> _Exercise brief_
Show all lines holding "this".

_ _ _ _ _ _ _

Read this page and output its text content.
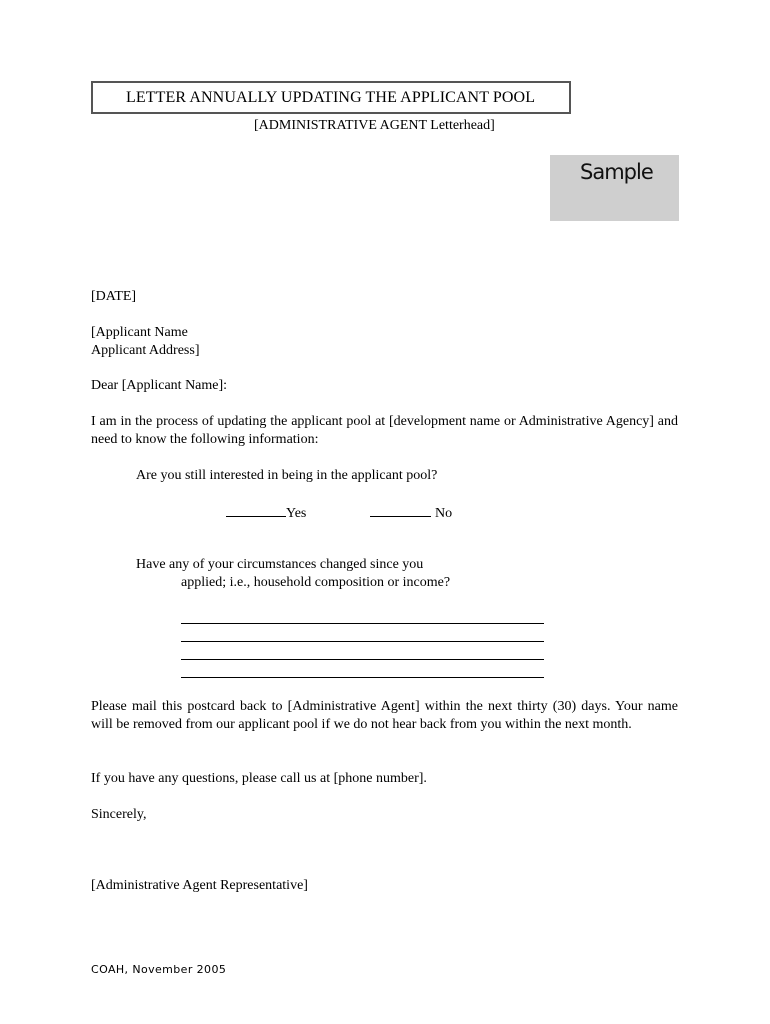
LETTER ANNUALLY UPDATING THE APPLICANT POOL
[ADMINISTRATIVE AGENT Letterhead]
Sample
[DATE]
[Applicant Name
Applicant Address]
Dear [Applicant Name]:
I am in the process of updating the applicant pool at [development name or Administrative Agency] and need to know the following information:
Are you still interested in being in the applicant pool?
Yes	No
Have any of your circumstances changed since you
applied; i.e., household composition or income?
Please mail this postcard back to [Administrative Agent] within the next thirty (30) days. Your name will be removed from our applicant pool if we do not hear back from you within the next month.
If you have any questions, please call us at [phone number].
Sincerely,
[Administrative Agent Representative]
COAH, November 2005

_ _ _ _ _ _ _

> _Worked solution_
Read this page and output its text content.
Please mail this postcard back to [Administrative Agent] within the next thirty (30) days. Your name will be removed from our applicant pool if we do not hear back from you within the next month.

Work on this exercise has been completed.